# [What you should do]
Go through the listing and copy each line with the string "page".
── The input
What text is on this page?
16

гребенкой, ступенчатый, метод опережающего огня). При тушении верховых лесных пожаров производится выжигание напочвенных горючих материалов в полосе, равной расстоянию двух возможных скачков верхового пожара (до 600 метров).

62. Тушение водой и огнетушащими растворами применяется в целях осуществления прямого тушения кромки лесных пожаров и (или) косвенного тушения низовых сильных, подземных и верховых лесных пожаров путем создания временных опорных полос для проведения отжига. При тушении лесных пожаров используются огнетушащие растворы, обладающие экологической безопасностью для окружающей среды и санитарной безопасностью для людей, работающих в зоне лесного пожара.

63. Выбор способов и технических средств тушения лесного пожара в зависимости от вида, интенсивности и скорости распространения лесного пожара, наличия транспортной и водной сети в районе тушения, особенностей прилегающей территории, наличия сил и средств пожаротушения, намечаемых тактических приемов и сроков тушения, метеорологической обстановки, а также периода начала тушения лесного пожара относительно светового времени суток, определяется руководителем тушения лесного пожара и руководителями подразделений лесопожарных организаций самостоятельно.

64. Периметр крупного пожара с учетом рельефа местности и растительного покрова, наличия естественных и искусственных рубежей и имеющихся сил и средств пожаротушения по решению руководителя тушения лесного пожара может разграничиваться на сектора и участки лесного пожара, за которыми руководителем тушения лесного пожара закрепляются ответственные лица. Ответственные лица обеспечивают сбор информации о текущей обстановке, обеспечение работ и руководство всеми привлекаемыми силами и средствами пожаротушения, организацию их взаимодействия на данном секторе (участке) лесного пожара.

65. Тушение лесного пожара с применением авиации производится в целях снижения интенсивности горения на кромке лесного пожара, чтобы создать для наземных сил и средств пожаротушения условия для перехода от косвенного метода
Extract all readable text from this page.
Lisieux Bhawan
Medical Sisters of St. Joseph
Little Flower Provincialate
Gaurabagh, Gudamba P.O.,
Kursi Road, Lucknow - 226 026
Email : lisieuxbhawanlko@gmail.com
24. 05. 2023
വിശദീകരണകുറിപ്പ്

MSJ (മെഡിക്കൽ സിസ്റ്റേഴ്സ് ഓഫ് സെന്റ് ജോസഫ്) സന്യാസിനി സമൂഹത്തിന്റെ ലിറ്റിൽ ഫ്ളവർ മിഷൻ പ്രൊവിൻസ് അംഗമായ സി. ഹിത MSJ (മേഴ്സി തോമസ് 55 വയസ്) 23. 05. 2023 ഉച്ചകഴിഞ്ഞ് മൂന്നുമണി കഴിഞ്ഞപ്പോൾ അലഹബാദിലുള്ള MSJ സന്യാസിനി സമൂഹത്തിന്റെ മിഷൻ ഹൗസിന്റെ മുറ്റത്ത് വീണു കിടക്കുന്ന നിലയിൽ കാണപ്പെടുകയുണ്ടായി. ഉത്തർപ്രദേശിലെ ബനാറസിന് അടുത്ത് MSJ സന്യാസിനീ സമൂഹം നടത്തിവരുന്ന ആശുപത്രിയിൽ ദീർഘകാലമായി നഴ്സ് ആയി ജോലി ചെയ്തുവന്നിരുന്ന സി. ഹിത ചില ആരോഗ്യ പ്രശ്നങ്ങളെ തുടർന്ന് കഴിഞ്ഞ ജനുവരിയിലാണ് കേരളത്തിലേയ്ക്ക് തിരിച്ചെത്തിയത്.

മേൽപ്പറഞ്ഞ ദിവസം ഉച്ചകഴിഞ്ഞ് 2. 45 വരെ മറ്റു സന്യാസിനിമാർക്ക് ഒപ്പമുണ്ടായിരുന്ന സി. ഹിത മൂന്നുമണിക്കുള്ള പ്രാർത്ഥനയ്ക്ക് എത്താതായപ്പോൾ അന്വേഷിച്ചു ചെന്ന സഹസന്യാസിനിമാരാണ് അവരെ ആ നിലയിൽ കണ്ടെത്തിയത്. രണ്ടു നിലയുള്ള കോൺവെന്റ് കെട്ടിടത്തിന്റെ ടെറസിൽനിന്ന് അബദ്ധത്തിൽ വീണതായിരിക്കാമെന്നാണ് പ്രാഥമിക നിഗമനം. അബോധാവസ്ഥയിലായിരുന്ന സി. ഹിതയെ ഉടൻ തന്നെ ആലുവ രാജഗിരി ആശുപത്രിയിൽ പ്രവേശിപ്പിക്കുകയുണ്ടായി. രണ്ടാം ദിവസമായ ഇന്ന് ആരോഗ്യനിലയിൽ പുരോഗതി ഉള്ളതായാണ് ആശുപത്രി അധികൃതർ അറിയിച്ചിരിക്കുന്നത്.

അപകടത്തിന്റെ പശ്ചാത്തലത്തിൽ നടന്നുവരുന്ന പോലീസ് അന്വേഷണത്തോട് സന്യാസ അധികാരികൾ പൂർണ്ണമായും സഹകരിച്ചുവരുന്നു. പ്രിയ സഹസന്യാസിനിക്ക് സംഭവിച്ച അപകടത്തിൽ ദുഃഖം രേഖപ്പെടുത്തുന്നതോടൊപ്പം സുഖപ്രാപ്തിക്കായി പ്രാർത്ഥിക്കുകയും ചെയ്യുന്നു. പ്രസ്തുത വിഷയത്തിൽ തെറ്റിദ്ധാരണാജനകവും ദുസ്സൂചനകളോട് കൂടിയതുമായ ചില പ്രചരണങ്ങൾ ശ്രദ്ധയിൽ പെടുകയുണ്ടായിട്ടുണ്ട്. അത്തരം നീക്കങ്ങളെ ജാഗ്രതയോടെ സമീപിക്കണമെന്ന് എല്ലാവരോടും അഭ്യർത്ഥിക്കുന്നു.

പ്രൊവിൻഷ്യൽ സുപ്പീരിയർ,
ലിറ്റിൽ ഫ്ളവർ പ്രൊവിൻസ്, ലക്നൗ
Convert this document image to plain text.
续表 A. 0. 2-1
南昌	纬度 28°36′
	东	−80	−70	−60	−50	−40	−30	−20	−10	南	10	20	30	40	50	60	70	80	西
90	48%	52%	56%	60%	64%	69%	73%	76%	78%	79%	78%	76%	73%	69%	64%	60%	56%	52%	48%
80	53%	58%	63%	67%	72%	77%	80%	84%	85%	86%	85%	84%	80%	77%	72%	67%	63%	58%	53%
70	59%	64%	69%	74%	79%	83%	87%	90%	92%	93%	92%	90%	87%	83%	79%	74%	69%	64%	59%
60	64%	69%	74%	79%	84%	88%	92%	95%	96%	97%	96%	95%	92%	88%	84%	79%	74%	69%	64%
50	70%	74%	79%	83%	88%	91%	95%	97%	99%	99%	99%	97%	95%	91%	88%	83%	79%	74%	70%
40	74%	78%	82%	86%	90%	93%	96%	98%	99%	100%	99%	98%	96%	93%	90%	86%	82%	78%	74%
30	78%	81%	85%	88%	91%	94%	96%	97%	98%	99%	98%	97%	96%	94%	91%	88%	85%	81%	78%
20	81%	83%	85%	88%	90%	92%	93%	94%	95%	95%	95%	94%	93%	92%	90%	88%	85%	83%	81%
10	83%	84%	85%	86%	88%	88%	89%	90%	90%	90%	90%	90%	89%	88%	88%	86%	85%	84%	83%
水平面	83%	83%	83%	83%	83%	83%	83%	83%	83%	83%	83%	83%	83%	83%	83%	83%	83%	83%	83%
────
# [The response]
What text is on this page?
Extract all readable text from this page.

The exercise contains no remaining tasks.